(Data):
_ _ _

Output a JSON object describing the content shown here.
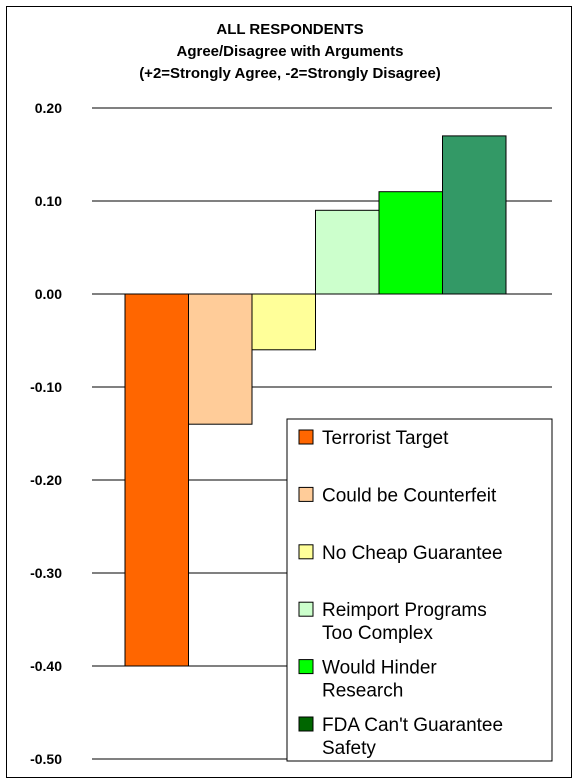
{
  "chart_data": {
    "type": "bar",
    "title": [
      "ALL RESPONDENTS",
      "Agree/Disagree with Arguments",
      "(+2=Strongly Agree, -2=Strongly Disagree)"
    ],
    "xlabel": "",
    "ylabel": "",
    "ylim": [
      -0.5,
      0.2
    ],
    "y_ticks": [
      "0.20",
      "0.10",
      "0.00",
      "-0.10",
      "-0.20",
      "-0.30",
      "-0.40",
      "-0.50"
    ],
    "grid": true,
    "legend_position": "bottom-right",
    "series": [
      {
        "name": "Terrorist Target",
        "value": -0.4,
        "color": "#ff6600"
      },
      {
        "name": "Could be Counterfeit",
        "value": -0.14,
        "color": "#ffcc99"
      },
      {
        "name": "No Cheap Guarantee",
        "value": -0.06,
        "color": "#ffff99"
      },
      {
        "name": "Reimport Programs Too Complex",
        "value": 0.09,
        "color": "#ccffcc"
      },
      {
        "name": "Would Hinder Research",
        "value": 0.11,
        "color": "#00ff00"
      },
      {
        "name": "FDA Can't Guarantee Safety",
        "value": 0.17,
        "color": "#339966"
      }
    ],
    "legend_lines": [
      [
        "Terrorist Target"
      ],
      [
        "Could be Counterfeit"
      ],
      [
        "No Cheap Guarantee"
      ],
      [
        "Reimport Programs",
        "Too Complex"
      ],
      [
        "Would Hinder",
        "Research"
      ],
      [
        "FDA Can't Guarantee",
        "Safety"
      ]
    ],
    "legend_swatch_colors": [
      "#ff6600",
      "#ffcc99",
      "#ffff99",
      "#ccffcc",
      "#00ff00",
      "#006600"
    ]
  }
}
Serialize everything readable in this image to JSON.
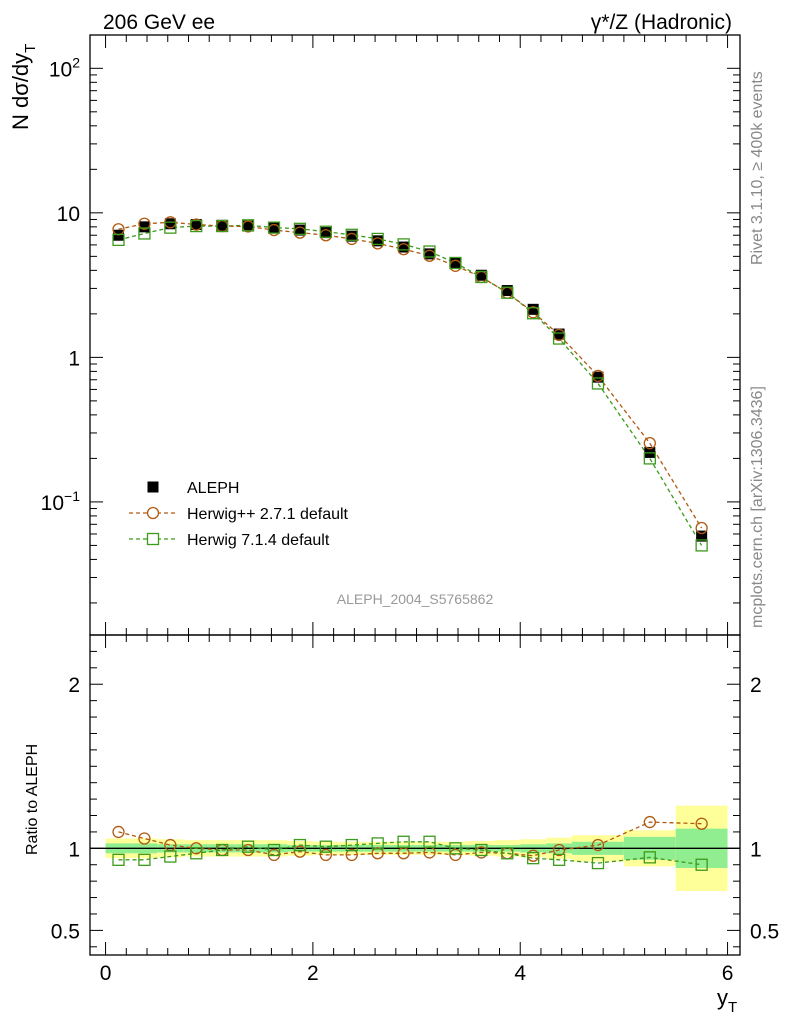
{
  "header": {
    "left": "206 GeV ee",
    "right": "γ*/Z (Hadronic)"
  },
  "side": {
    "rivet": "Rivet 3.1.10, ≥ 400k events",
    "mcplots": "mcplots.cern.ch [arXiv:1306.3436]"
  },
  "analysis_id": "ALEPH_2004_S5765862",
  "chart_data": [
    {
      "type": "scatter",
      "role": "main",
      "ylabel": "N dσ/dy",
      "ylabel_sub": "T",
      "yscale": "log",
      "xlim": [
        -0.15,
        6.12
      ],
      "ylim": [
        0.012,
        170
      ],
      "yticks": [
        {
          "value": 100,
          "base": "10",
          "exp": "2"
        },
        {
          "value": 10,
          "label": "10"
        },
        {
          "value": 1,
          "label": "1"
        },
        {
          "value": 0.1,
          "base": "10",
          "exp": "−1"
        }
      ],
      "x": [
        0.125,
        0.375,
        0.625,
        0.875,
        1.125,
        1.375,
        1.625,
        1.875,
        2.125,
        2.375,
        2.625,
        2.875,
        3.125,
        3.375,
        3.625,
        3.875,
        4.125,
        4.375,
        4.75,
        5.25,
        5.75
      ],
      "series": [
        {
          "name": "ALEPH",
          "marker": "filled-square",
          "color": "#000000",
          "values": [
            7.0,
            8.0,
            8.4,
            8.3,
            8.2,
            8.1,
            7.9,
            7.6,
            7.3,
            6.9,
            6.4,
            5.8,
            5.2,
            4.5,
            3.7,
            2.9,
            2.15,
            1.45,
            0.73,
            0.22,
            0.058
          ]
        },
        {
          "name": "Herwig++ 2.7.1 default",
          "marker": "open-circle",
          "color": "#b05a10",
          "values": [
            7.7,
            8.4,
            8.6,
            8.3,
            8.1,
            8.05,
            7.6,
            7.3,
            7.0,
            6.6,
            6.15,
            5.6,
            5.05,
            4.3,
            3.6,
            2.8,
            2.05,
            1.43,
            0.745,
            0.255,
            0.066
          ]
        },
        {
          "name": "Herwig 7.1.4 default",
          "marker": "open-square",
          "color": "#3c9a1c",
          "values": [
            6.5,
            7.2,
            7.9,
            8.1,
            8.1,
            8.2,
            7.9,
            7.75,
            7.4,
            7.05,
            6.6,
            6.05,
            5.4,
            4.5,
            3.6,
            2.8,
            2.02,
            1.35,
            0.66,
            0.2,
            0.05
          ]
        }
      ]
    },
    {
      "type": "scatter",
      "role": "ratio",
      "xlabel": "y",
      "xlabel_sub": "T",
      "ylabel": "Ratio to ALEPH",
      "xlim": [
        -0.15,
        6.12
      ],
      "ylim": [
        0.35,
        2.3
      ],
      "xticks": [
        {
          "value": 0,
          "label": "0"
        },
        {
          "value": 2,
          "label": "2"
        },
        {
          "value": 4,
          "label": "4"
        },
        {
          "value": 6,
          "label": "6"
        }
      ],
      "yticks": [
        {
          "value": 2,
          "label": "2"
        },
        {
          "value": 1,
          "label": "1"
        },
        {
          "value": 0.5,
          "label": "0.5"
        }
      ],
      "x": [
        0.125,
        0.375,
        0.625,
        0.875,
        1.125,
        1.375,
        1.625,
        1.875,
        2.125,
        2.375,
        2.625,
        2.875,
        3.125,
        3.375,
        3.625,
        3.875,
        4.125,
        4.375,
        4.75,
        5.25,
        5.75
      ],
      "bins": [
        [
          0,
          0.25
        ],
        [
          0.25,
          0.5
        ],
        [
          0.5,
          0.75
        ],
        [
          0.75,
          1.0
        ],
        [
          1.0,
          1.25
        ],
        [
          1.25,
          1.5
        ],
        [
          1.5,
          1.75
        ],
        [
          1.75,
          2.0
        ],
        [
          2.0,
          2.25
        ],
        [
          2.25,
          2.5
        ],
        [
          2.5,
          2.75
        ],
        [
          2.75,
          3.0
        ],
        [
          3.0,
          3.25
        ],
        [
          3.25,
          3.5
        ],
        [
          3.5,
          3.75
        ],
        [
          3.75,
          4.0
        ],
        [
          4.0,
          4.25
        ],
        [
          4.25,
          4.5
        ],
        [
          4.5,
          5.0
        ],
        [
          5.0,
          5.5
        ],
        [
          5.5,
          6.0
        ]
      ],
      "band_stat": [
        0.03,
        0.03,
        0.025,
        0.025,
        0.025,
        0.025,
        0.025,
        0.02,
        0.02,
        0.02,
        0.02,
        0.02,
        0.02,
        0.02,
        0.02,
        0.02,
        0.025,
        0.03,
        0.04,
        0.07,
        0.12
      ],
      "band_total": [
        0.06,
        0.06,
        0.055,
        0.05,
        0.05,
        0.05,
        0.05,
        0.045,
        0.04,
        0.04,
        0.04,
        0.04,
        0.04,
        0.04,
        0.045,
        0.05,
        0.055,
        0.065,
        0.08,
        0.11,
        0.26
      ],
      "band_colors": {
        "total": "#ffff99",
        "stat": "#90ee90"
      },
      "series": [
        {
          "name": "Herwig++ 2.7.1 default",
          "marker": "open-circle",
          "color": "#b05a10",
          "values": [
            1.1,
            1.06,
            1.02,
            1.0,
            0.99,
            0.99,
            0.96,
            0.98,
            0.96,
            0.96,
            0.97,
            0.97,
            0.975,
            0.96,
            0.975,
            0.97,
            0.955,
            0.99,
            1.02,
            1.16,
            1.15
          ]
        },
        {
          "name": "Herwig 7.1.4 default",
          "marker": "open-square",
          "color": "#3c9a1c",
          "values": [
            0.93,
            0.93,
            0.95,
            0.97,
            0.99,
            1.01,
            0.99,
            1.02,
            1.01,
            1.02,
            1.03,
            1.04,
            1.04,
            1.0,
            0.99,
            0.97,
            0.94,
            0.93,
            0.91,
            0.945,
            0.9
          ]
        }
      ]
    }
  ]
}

_ _ _

(Objective): Write out every line above exactly as it is, leaving out the pictures.

(The output):
Output a JSON object describing the content shown here.
{
  "chart_data": {
    "type": "bar",
    "title": [
      "ALL RESPONDENTS",
      "Agree/Disagree with Arguments",
      "(+2=Strongly Agree, -2=Strongly Disagree)"
    ],
    "xlabel": "",
    "ylabel": "",
    "ylim": [
      -0.5,
      0.2
    ],
    "y_ticks": [
      "0.20",
      "0.10",
      "0.00",
      "-0.10",
      "-0.20",
      "-0.30",
      "-0.40",
      "-0.50"
    ],
    "grid": true,
    "legend_position": "bottom-right",
    "series": [
      {
        "name": "Terrorist Target",
        "value": -0.4,
        "color": "#ff6600"
      },
      {
        "name": "Could be Counterfeit",
        "value": -0.14,
        "color": "#ffcc99"
      },
      {
        "name": "No Cheap Guarantee",
        "value": -0.06,
        "color": "#ffff99"
      },
      {
        "name": "Reimport Programs Too Complex",
        "value": 0.09,
        "color": "#ccffcc"
      },
      {
        "name": "Would Hinder Research",
        "value": 0.11,
        "color": "#00ff00"
      },
      {
        "name": "FDA Can't Guarantee Safety",
        "value": 0.17,
        "color": "#339966"
      }
    ],
    "legend_lines": [
      [
        "Terrorist Target"
      ],
      [
        "Could be Counterfeit"
      ],
      [
        "No Cheap Guarantee"
      ],
      [
        "Reimport Programs",
        "Too Complex"
      ],
      [
        "Would Hinder",
        "Research"
      ],
      [
        "FDA Can't Guarantee",
        "Safety"
      ]
    ],
    "legend_swatch_colors": [
      "#ff6600",
      "#ffcc99",
      "#ffff99",
      "#ccffcc",
      "#00ff00",
      "#006600"
    ]
  }
}
Serialize everything readable in this image to JSON.
{
  "header": {
    "left": "206 GeV ee",
    "right": "γ*/Z (Hadronic)"
  },
  "side": {
    "rivet": "Rivet 3.1.10, ≥ 400k events",
    "mcplots": "mcplots.cern.ch [arXiv:1306.3436]"
  },
  "analysis_id": "ALEPH_2004_S5765862",
  "chart_data": [
    {
      "type": "scatter",
      "role": "main",
      "ylabel": "N dσ/dy",
      "ylabel_sub": "T",
      "yscale": "log",
      "xlim": [
        -0.15,
        6.12
      ],
      "ylim": [
        0.012,
        170
      ],
      "yticks": [
        {
          "value": 100,
          "base": "10",
          "exp": "2"
        },
        {
          "value": 10,
          "label": "10"
        },
        {
          "value": 1,
          "label": "1"
        },
        {
          "value": 0.1,
          "base": "10",
          "exp": "−1"
        }
      ],
      "x": [
        0.125,
        0.375,
        0.625,
        0.875,
        1.125,
        1.375,
        1.625,
        1.875,
        2.125,
        2.375,
        2.625,
        2.875,
        3.125,
        3.375,
        3.625,
        3.875,
        4.125,
        4.375,
        4.75,
        5.25,
        5.75
      ],
      "series": [
        {
          "name": "ALEPH",
          "marker": "filled-square",
          "color": "#000000",
          "values": [
            7.0,
            8.0,
            8.4,
            8.3,
            8.2,
            8.1,
            7.9,
            7.6,
            7.3,
            6.9,
            6.4,
            5.8,
            5.2,
            4.5,
            3.7,
            2.9,
            2.15,
            1.45,
            0.73,
            0.22,
            0.058
          ]
        },
        {
          "name": "Herwig++ 2.7.1 default",
          "marker": "open-circle",
          "color": "#b05a10",
          "values": [
            7.7,
            8.4,
            8.6,
            8.3,
            8.1,
            8.05,
            7.6,
            7.3,
            7.0,
            6.6,
            6.15,
            5.6,
            5.05,
            4.3,
            3.6,
            2.8,
            2.05,
            1.43,
            0.745,
            0.255,
            0.066
          ]
        },
        {
          "name": "Herwig 7.1.4 default",
          "marker": "open-square",
          "color": "#3c9a1c",
          "values": [
            6.5,
            7.2,
            7.9,
            8.1,
            8.1,
            8.2,
            7.9,
            7.75,
            7.4,
            7.05,
            6.6,
            6.05,
            5.4,
            4.5,
            3.6,
            2.8,
            2.02,
            1.35,
            0.66,
            0.2,
            0.05
          ]
        }
      ]
    },
    {
      "type": "scatter",
      "role": "ratio",
      "xlabel": "y",
      "xlabel_sub": "T",
      "ylabel": "Ratio to ALEPH",
      "xlim": [
        -0.15,
        6.12
      ],
      "ylim": [
        0.35,
        2.3
      ],
      "xticks": [
        {
          "value": 0,
          "label": "0"
        },
        {
          "value": 2,
          "label": "2"
        },
        {
          "value": 4,
          "label": "4"
        },
        {
          "value": 6,
          "label": "6"
        }
      ],
      "yticks": [
        {
          "value": 2,
          "label": "2"
        },
        {
          "value": 1,
          "label": "1"
        },
        {
          "value": 0.5,
          "label": "0.5"
        }
      ],
      "x": [
        0.125,
        0.375,
        0.625,
        0.875,
        1.125,
        1.375,
        1.625,
        1.875,
        2.125,
        2.375,
        2.625,
        2.875,
        3.125,
        3.375,
        3.625,
        3.875,
        4.125,
        4.375,
        4.75,
        5.25,
        5.75
      ],
      "bins": [
        [
          0,
          0.25
        ],
        [
          0.25,
          0.5
        ],
        [
          0.5,
          0.75
        ],
        [
          0.75,
          1.0
        ],
        [
          1.0,
          1.25
        ],
        [
          1.25,
          1.5
        ],
        [
          1.5,
          1.75
        ],
        [
          1.75,
          2.0
        ],
        [
          2.0,
          2.25
        ],
        [
          2.25,
          2.5
        ],
        [
          2.5,
          2.75
        ],
        [
          2.75,
          3.0
        ],
        [
          3.0,
          3.25
        ],
        [
          3.25,
          3.5
        ],
        [
          3.5,
          3.75
        ],
        [
          3.75,
          4.0
        ],
        [
          4.0,
          4.25
        ],
        [
          4.25,
          4.5
        ],
        [
          4.5,
          5.0
        ],
        [
          5.0,
          5.5
        ],
        [
          5.5,
          6.0
        ]
      ],
      "band_stat": [
        0.03,
        0.03,
        0.025,
        0.025,
        0.025,
        0.025,
        0.025,
        0.02,
        0.02,
        0.02,
        0.02,
        0.02,
        0.02,
        0.02,
        0.02,
        0.02,
        0.025,
        0.03,
        0.04,
        0.07,
        0.12
      ],
      "band_total": [
        0.06,
        0.06,
        0.055,
        0.05,
        0.05,
        0.05,
        0.05,
        0.045,
        0.04,
        0.04,
        0.04,
        0.04,
        0.04,
        0.04,
        0.045,
        0.05,
        0.055,
        0.065,
        0.08,
        0.11,
        0.26
      ],
      "band_colors": {
        "total": "#ffff99",
        "stat": "#90ee90"
      },
      "series": [
        {
          "name": "Herwig++ 2.7.1 default",
          "marker": "open-circle",
          "color": "#b05a10",
          "values": [
            1.1,
            1.06,
            1.02,
            1.0,
            0.99,
            0.99,
            0.96,
            0.98,
            0.96,
            0.96,
            0.97,
            0.97,
            0.975,
            0.96,
            0.975,
            0.97,
            0.955,
            0.99,
            1.02,
            1.16,
            1.15
          ]
        },
        {
          "name": "Herwig 7.1.4 default",
          "marker": "open-square",
          "color": "#3c9a1c",
          "values": [
            0.93,
            0.93,
            0.95,
            0.97,
            0.99,
            1.01,
            0.99,
            1.02,
            1.01,
            1.02,
            1.03,
            1.04,
            1.04,
            1.0,
            0.99,
            0.97,
            0.94,
            0.93,
            0.91,
            0.945,
            0.9
          ]
        }
      ]
    }
  ]
}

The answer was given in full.